# Given exercise
Reproduce the records below in their entirety, character for character.

# Information supplied
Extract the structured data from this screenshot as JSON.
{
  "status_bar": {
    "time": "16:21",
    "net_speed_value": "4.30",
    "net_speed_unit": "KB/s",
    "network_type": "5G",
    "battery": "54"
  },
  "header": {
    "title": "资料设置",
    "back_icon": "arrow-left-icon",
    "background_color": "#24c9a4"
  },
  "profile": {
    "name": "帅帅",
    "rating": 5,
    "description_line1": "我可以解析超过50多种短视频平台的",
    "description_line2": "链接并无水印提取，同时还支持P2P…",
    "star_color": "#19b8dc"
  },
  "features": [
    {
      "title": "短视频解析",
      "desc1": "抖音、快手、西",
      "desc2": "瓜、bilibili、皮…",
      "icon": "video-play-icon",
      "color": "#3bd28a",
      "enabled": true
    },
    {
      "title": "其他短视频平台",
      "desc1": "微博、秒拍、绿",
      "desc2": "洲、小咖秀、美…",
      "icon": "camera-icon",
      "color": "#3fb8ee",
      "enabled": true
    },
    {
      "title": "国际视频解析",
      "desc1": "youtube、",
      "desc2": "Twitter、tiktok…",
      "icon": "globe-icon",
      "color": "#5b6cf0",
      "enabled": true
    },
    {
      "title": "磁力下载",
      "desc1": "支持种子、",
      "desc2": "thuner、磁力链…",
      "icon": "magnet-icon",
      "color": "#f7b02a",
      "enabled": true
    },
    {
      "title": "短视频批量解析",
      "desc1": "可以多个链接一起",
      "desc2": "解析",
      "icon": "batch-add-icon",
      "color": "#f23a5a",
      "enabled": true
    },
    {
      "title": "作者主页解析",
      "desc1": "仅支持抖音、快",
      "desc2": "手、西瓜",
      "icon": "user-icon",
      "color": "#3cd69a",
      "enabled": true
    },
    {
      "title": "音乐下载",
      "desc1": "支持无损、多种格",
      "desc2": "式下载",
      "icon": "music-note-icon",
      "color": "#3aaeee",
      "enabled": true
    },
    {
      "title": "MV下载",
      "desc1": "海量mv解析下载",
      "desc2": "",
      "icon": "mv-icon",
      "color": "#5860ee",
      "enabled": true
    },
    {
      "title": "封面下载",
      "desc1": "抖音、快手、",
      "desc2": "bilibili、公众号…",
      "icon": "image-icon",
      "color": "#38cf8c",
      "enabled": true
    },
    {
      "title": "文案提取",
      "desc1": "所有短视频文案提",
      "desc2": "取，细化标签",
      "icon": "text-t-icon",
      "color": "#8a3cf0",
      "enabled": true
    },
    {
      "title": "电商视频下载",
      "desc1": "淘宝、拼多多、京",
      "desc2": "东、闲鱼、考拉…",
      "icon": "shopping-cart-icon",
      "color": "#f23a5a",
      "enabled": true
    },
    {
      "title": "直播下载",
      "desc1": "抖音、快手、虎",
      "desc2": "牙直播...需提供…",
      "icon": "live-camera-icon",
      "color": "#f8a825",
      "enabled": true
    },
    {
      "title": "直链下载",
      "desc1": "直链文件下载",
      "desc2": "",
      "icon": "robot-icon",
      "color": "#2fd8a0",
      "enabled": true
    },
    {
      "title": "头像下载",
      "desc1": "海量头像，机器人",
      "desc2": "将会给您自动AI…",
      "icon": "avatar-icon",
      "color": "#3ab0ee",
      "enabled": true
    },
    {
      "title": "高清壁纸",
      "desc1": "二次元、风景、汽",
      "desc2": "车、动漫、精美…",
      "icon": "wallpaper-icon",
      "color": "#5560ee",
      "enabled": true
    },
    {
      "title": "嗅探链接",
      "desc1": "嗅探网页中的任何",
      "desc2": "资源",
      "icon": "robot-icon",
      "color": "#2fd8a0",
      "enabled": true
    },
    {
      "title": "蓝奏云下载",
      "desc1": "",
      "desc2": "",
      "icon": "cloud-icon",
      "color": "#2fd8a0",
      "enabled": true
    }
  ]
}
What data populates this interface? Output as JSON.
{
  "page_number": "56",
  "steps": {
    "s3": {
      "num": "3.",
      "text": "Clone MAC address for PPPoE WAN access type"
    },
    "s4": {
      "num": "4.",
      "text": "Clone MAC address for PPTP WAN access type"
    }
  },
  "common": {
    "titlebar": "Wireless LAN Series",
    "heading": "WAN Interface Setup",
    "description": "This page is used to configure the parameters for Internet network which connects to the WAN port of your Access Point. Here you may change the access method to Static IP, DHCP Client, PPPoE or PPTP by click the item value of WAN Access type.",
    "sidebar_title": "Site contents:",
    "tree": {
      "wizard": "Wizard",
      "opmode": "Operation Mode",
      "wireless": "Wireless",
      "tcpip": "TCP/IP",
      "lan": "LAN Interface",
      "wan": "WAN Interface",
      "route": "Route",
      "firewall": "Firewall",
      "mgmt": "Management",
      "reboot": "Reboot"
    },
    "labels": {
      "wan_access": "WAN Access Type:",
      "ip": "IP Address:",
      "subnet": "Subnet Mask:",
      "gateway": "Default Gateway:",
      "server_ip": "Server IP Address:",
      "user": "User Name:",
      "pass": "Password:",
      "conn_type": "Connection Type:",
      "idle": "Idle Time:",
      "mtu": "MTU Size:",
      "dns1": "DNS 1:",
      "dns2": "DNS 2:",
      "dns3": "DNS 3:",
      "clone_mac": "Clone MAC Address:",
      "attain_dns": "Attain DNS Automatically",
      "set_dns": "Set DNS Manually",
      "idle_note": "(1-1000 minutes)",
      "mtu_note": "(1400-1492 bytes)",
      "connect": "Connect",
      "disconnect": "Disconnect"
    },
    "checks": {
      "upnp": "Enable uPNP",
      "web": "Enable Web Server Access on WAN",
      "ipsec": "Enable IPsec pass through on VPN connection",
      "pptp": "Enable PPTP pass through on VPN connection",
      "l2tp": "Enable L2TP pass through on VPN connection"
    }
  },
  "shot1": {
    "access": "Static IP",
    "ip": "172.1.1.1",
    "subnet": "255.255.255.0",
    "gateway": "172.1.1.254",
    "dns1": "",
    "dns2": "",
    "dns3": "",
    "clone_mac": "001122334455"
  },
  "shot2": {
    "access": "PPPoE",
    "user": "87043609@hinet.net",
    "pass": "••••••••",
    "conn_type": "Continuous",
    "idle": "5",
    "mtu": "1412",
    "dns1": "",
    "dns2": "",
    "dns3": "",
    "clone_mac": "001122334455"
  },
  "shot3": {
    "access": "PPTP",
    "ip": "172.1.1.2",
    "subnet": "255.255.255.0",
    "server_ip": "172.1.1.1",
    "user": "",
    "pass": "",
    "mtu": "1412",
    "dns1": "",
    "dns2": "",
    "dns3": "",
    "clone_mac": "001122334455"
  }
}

# Output
Extract the structured data from this screenshot as JSON.
{
  "status_bar": {
    "time": "16:21",
    "net_speed_value": "4.30",
    "net_speed_unit": "KB/s",
    "network_type": "5G",
    "battery": "54"
  },
  "header": {
    "title": "资料设置",
    "back_icon": "arrow-left-icon",
    "background_color": "#24c9a4"
  },
  "profile": {
    "name": "帅帅",
    "rating": 5,
    "description_line1": "我可以解析超过50多种短视频平台的",
    "description_line2": "链接并无水印提取，同时还支持P2P…",
    "star_color": "#19b8dc"
  },
  "features": [
    {
      "title": "短视频解析",
      "desc1": "抖音、快手、西",
      "desc2": "瓜、bilibili、皮…",
      "icon": "video-play-icon",
      "color": "#3bd28a",
      "enabled": true
    },
    {
      "title": "其他短视频平台",
      "desc1": "微博、秒拍、绿",
      "desc2": "洲、小咖秀、美…",
      "icon": "camera-icon",
      "color": "#3fb8ee",
      "enabled": true
    },
    {
      "title": "国际视频解析",
      "desc1": "youtube、",
      "desc2": "Twitter、tiktok…",
      "icon": "globe-icon",
      "color": "#5b6cf0",
      "enabled": true
    },
    {
      "title": "磁力下载",
      "desc1": "支持种子、",
      "desc2": "thuner、磁力链…",
      "icon": "magnet-icon",
      "color": "#f7b02a",
      "enabled": true
    },
    {
      "title": "短视频批量解析",
      "desc1": "可以多个链接一起",
      "desc2": "解析",
      "icon": "batch-add-icon",
      "color": "#f23a5a",
      "enabled": true
    },
    {
      "title": "作者主页解析",
      "desc1": "仅支持抖音、快",
      "desc2": "手、西瓜",
      "icon": "user-icon",
      "color": "#3cd69a",
      "enabled": true
    },
    {
      "title": "音乐下载",
      "desc1": "支持无损、多种格",
      "desc2": "式下载",
      "icon": "music-note-icon",
      "color": "#3aaeee",
      "enabled": true
    },
    {
      "title": "MV下载",
      "desc1": "海量mv解析下载",
      "desc2": "",
      "icon": "mv-icon",
      "color": "#5860ee",
      "enabled": true
    },
    {
      "title": "封面下载",
      "desc1": "抖音、快手、",
      "desc2": "bilibili、公众号…",
      "icon": "image-icon",
      "color": "#38cf8c",
      "enabled": true
    },
    {
      "title": "文案提取",
      "desc1": "所有短视频文案提",
      "desc2": "取，细化标签",
      "icon": "text-t-icon",
      "color": "#8a3cf0",
      "enabled": true
    },
    {
      "title": "电商视频下载",
      "desc1": "淘宝、拼多多、京",
      "desc2": "东、闲鱼、考拉…",
      "icon": "shopping-cart-icon",
      "color": "#f23a5a",
      "enabled": true
    },
    {
      "title": "直播下载",
      "desc1": "抖音、快手、虎",
      "desc2": "牙直播...需提供…",
      "icon": "live-camera-icon",
      "color": "#f8a825",
      "enabled": true
    },
    {
      "title": "直链下载",
      "desc1": "直链文件下载",
      "desc2": "",
      "icon": "robot-icon",
      "color": "#2fd8a0",
      "enabled": true
    },
    {
      "title": "头像下载",
      "desc1": "海量头像，机器人",
      "desc2": "将会给您自动AI…",
      "icon": "avatar-icon",
      "color": "#3ab0ee",
      "enabled": true
    },
    {
      "title": "高清壁纸",
      "desc1": "二次元、风景、汽",
      "desc2": "车、动漫、精美…",
      "icon": "wallpaper-icon",
      "color": "#5560ee",
      "enabled": true
    },
    {
      "title": "嗅探链接",
      "desc1": "嗅探网页中的任何",
      "desc2": "资源",
      "icon": "robot-icon",
      "color": "#2fd8a0",
      "enabled": true
    },
    {
      "title": "蓝奏云下载",
      "desc1": "",
      "desc2": "",
      "icon": "cloud-icon",
      "color": "#2fd8a0",
      "enabled": true
    }
  ]
}
What data populates this interface? Output as JSON.
{
  "page_number": "56",
  "steps": {
    "s3": {
      "num": "3.",
      "text": "Clone MAC address for PPPoE WAN access type"
    },
    "s4": {
      "num": "4.",
      "text": "Clone MAC address for PPTP WAN access type"
    }
  },
  "common": {
    "titlebar": "Wireless LAN Series",
    "heading": "WAN Interface Setup",
    "description": "This page is used to configure the parameters for Internet network which connects to the WAN port of your Access Point. Here you may change the access method to Static IP, DHCP Client, PPPoE or PPTP by click the item value of WAN Access type.",
    "sidebar_title": "Site contents:",
    "tree": {
      "wizard": "Wizard",
      "opmode": "Operation Mode",
      "wireless": "Wireless",
      "tcpip": "TCP/IP",
      "lan": "LAN Interface",
      "wan": "WAN Interface",
      "route": "Route",
      "firewall": "Firewall",
      "mgmt": "Management",
      "reboot": "Reboot"
    },
    "labels": {
      "wan_access": "WAN Access Type:",
      "ip": "IP Address:",
      "subnet": "Subnet Mask:",
      "gateway": "Default Gateway:",
      "server_ip": "Server IP Address:",
      "user": "User Name:",
      "pass": "Password:",
      "conn_type": "Connection Type:",
      "idle": "Idle Time:",
      "mtu": "MTU Size:",
      "dns1": "DNS 1:",
      "dns2": "DNS 2:",
      "dns3": "DNS 3:",
      "clone_mac": "Clone MAC Address:",
      "attain_dns": "Attain DNS Automatically",
      "set_dns": "Set DNS Manually",
      "idle_note": "(1-1000 minutes)",
      "mtu_note": "(1400-1492 bytes)",
      "connect": "Connect",
      "disconnect": "Disconnect"
    },
    "checks": {
      "upnp": "Enable uPNP",
      "web": "Enable Web Server Access on WAN",
      "ipsec": "Enable IPsec pass through on VPN connection",
      "pptp": "Enable PPTP pass through on VPN connection",
      "l2tp": "Enable L2TP pass through on VPN connection"
    }
  },
  "shot1": {
    "access": "Static IP",
    "ip": "172.1.1.1",
    "subnet": "255.255.255.0",
    "gateway": "172.1.1.254",
    "dns1": "",
    "dns2": "",
    "dns3": "",
    "clone_mac": "001122334455"
  },
  "shot2": {
    "access": "PPPoE",
    "user": "87043609@hinet.net",
    "pass": "••••••••",
    "conn_type": "Continuous",
    "idle": "5",
    "mtu": "1412",
    "dns1": "",
    "dns2": "",
    "dns3": "",
    "clone_mac": "001122334455"
  },
  "shot3": {
    "access": "PPTP",
    "ip": "172.1.1.2",
    "subnet": "255.255.255.0",
    "server_ip": "172.1.1.1",
    "user": "",
    "pass": "",
    "mtu": "1412",
    "dns1": "",
    "dns2": "",
    "dns3": "",
    "clone_mac": "001122334455"
  }
}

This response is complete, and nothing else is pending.